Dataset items
═══
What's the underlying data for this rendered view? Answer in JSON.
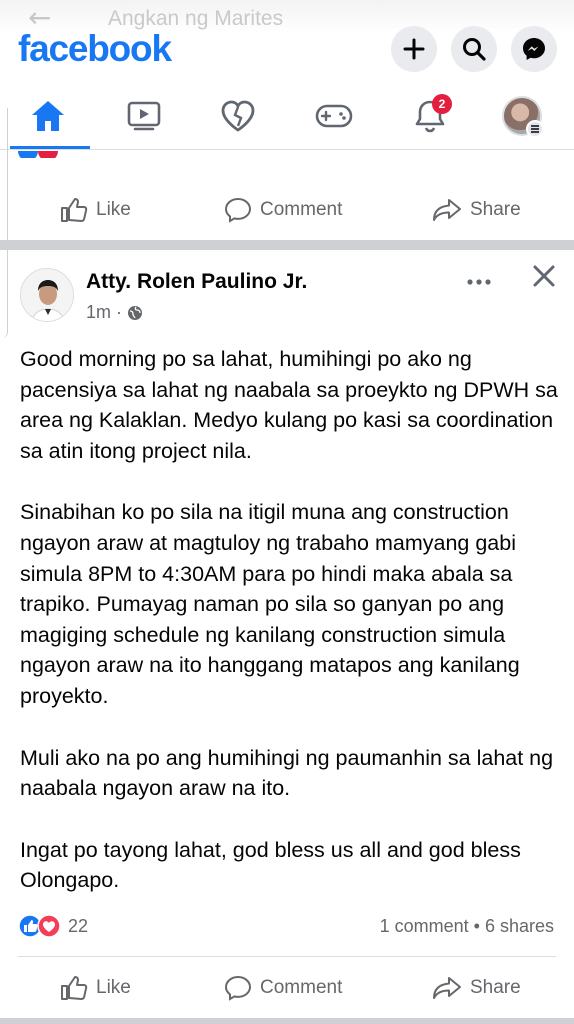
{
  "overlay": {
    "group_title": "Angkan ng Marites"
  },
  "header": {
    "logo": "facebook",
    "buttons": [
      "plus-icon",
      "search-icon",
      "messenger-icon"
    ]
  },
  "tabs": [
    {
      "name": "home",
      "icon": "home-icon",
      "active": true
    },
    {
      "name": "watch",
      "icon": "video-icon"
    },
    {
      "name": "dating",
      "icon": "heart-icon"
    },
    {
      "name": "gaming",
      "icon": "gamepad-icon"
    },
    {
      "name": "notifications",
      "icon": "bell-icon",
      "badge": "2"
    },
    {
      "name": "menu",
      "icon": "profile-icon"
    }
  ],
  "actions": {
    "like": "Like",
    "comment": "Comment",
    "share": "Share"
  },
  "post": {
    "author": "Atty. Rolen Paulino Jr.",
    "time": "1m",
    "dot": "·",
    "privacy_icon": "globe-icon",
    "paragraphs": [
      "Good morning po sa lahat, humihingi po ako ng pacensiya sa lahat ng naabala sa proeykto ng DPWH sa area ng Kalaklan. Medyo kulang po kasi sa coordination sa atin itong project nila.",
      "Sinabihan ko po sila na itigil muna ang construction ngayon araw at magtuloy ng trabaho mamyang gabi simula 8PM to 4:30AM para po hindi maka abala sa trapiko. Pumayag naman po sila so ganyan po ang magiging schedule ng kanilang construction simula ngayon araw na ito hanggang matapos ang kanilang proyekto.",
      "Muli ako na po ang humihingi ng paumanhin sa lahat ng naabala ngayon araw na ito.",
      "Ingat po tayong lahat, god bless us all and god bless Olongapo."
    ],
    "reaction_count": "22",
    "engagement": "1 comment • 6 shares"
  },
  "colors": {
    "brand": "#1877f2",
    "badge": "#e41e3f",
    "muted": "#65676b",
    "separator": "#ced0d4"
  }
}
═══
**AIM**
Restate the whole listing above exactly, except for its images.

**RESPONSE TO THE TASK**
What's the underlying data for this rendered view? Answer in JSON.
{
  "overlay": {
    "group_title": "Angkan ng Marites"
  },
  "header": {
    "logo": "facebook",
    "buttons": [
      "plus-icon",
      "search-icon",
      "messenger-icon"
    ]
  },
  "tabs": [
    {
      "name": "home",
      "icon": "home-icon",
      "active": true
    },
    {
      "name": "watch",
      "icon": "video-icon"
    },
    {
      "name": "dating",
      "icon": "heart-icon"
    },
    {
      "name": "gaming",
      "icon": "gamepad-icon"
    },
    {
      "name": "notifications",
      "icon": "bell-icon",
      "badge": "2"
    },
    {
      "name": "menu",
      "icon": "profile-icon"
    }
  ],
  "actions": {
    "like": "Like",
    "comment": "Comment",
    "share": "Share"
  },
  "post": {
    "author": "Atty. Rolen Paulino Jr.",
    "time": "1m",
    "dot": "·",
    "privacy_icon": "globe-icon",
    "paragraphs": [
      "Good morning po sa lahat, humihingi po ako ng pacensiya sa lahat ng naabala sa proeykto ng DPWH sa area ng Kalaklan. Medyo kulang po kasi sa coordination sa atin itong project nila.",
      "Sinabihan ko po sila na itigil muna ang construction ngayon araw at magtuloy ng trabaho mamyang gabi simula 8PM to 4:30AM para po hindi maka abala sa trapiko. Pumayag naman po sila so ganyan po ang magiging schedule ng kanilang construction simula ngayon araw na ito hanggang matapos ang kanilang proyekto.",
      "Muli ako na po ang humihingi ng paumanhin sa lahat ng naabala ngayon araw na ito.",
      "Ingat po tayong lahat, god bless us all and god bless Olongapo."
    ],
    "reaction_count": "22",
    "engagement": "1 comment • 6 shares"
  },
  "colors": {
    "brand": "#1877f2",
    "badge": "#e41e3f",
    "muted": "#65676b",
    "separator": "#ced0d4"
  }
}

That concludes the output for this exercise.